Short task :: Isolate every line in the data with the string "LevelPressure" and copy it.

··········

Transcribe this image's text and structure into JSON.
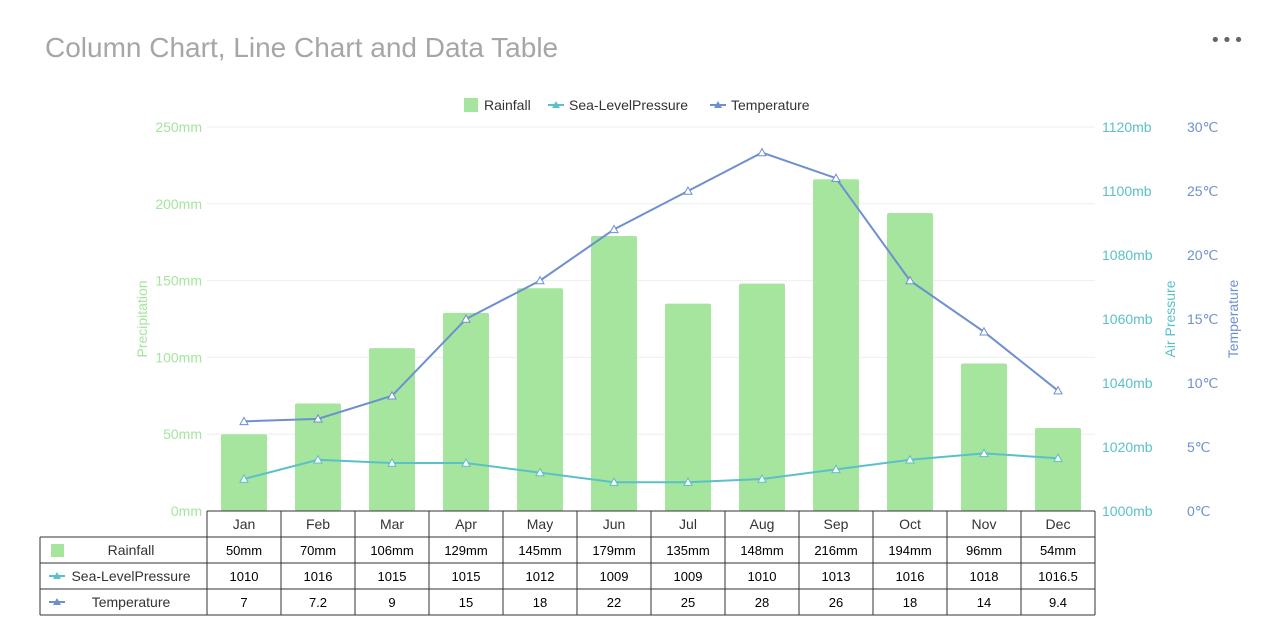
{
  "title": "Column Chart, Line Chart and Data Table",
  "menu_icon": "more-horizontal-icon",
  "menu_glyph": "•••",
  "colors": {
    "rainfall": "#a5e59d",
    "pressure": "#5bc0c9",
    "temperature": "#6e8fd0",
    "left_axis": "#a5e59d",
    "pressure_axis": "#5bc0c9",
    "temperature_axis": "#6e8fd0",
    "rainfall_values": "#e00000",
    "grid": "#eeeeee",
    "table_border": "#333333"
  },
  "chart_data": {
    "type": "bar",
    "categories": [
      "Jan",
      "Feb",
      "Mar",
      "Apr",
      "May",
      "Jun",
      "Jul",
      "Aug",
      "Sep",
      "Oct",
      "Nov",
      "Dec"
    ],
    "series": [
      {
        "name": "Rainfall",
        "type": "bar",
        "axis": "left",
        "values": [
          50,
          70,
          106,
          129,
          145,
          179,
          135,
          148,
          216,
          194,
          96,
          54
        ],
        "unit": "mm"
      },
      {
        "name": "Sea-LevelPressure",
        "type": "line",
        "axis": "right1",
        "values": [
          1010,
          1016,
          1015,
          1015,
          1012,
          1009,
          1009,
          1010,
          1013,
          1016,
          1018,
          1016.5
        ]
      },
      {
        "name": "Temperature",
        "type": "line",
        "axis": "right2",
        "values": [
          7,
          7.2,
          9,
          15,
          18,
          22,
          25,
          28,
          26,
          18,
          14,
          9.4
        ]
      }
    ],
    "axes": {
      "left": {
        "label": "Precipitation",
        "ticks": [
          "0mm",
          "50mm",
          "100mm",
          "150mm",
          "200mm",
          "250mm"
        ],
        "min": 0,
        "max": 250
      },
      "right1": {
        "label": "Air Pressure",
        "ticks": [
          "1000mb",
          "1020mb",
          "1040mb",
          "1060mb",
          "1080mb",
          "1100mb",
          "1120mb"
        ],
        "min": 1000,
        "max": 1120
      },
      "right2": {
        "label": "Temperature",
        "ticks": [
          "0℃",
          "5℃",
          "10℃",
          "15℃",
          "20℃",
          "25℃",
          "30℃"
        ],
        "min": 0,
        "max": 30
      }
    },
    "legend_position": "top-center",
    "grid": true,
    "table": {
      "rows": [
        {
          "label": "Rainfall",
          "values": [
            "50mm",
            "70mm",
            "106mm",
            "129mm",
            "145mm",
            "179mm",
            "135mm",
            "148mm",
            "216mm",
            "194mm",
            "96mm",
            "54mm"
          ]
        },
        {
          "label": "Sea-LevelPressure",
          "values": [
            "1010",
            "1016",
            "1015",
            "1015",
            "1012",
            "1009",
            "1009",
            "1010",
            "1013",
            "1016",
            "1018",
            "1016.5"
          ]
        },
        {
          "label": "Temperature",
          "values": [
            "7",
            "7.2",
            "9",
            "15",
            "18",
            "22",
            "25",
            "28",
            "26",
            "18",
            "14",
            "9.4"
          ]
        }
      ]
    }
  }
}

··········

Solution ::
        "name": "Sea-LevelPressure",
          "label": "Sea-LevelPressure",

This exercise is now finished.